All of the entries need to be written out again, exactly as they are.

=== Records ===

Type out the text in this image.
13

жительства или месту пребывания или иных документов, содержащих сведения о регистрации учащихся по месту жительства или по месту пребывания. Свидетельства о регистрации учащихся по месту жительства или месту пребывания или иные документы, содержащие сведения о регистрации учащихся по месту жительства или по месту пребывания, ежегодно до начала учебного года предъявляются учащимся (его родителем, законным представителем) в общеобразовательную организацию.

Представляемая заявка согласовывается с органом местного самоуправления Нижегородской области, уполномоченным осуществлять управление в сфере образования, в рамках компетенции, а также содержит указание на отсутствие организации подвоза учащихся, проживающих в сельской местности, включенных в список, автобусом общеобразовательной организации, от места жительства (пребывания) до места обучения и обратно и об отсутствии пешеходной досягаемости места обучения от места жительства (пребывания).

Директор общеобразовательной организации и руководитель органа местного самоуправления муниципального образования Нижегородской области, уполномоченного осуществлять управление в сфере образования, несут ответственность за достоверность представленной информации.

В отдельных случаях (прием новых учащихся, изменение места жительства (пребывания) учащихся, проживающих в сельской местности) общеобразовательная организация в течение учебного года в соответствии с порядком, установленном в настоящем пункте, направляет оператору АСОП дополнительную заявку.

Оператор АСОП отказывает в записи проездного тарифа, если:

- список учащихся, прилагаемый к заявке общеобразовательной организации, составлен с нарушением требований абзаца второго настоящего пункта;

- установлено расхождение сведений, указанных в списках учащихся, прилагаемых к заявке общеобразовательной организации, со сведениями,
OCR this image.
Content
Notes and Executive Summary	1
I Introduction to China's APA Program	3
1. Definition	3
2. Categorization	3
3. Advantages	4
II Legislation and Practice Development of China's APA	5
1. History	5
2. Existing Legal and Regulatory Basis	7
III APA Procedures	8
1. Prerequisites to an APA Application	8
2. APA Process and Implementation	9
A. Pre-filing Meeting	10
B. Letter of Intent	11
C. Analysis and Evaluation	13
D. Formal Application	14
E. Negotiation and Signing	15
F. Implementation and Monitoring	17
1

===

§ Response below:
Type out the text in this image.
13

жительства или месту пребывания или иных документов, содержащих сведения о регистрации учащихся по месту жительства или по месту пребывания. Свидетельства о регистрации учащихся по месту жительства или месту пребывания или иные документы, содержащие сведения о регистрации учащихся по месту жительства или по месту пребывания, ежегодно до начала учебного года предъявляются учащимся (его родителем, законным представителем) в общеобразовательную организацию.

Представляемая заявка согласовывается с органом местного самоуправления Нижегородской области, уполномоченным осуществлять управление в сфере образования, в рамках компетенции, а также содержит указание на отсутствие организации подвоза учащихся, проживающих в сельской местности, включенных в список, автобусом общеобразовательной организации, от места жительства (пребывания) до места обучения и обратно и об отсутствии пешеходной досягаемости места обучения от места жительства (пребывания).

Директор общеобразовательной организации и руководитель органа местного самоуправления муниципального образования Нижегородской области, уполномоченного осуществлять управление в сфере образования, несут ответственность за достоверность представленной информации.

В отдельных случаях (прием новых учащихся, изменение места жительства (пребывания) учащихся, проживающих в сельской местности) общеобразовательная организация в течение учебного года в соответствии с порядком, установленном в настоящем пункте, направляет оператору АСОП дополнительную заявку.

Оператор АСОП отказывает в записи проездного тарифа, если:

- список учащихся, прилагаемый к заявке общеобразовательной организации, составлен с нарушением требований абзаца второго настоящего пункта;

- установлено расхождение сведений, указанных в списках учащихся, прилагаемых к заявке общеобразовательной организации, со сведениями,
OCR this image.
Content
Notes and Executive Summary	1
I Introduction to China's APA Program	3
1. Definition	3
2. Categorization	3
3. Advantages	4
II Legislation and Practice Development of China's APA	5
1. History	5
2. Existing Legal and Regulatory Basis	7
III APA Procedures	8
1. Prerequisites to an APA Application	8
2. APA Process and Implementation	9
A. Pre-filing Meeting	10
B. Letter of Intent	11
C. Analysis and Evaluation	13
D. Formal Application	14
E. Negotiation and Signing	15
F. Implementation and Monitoring	17
1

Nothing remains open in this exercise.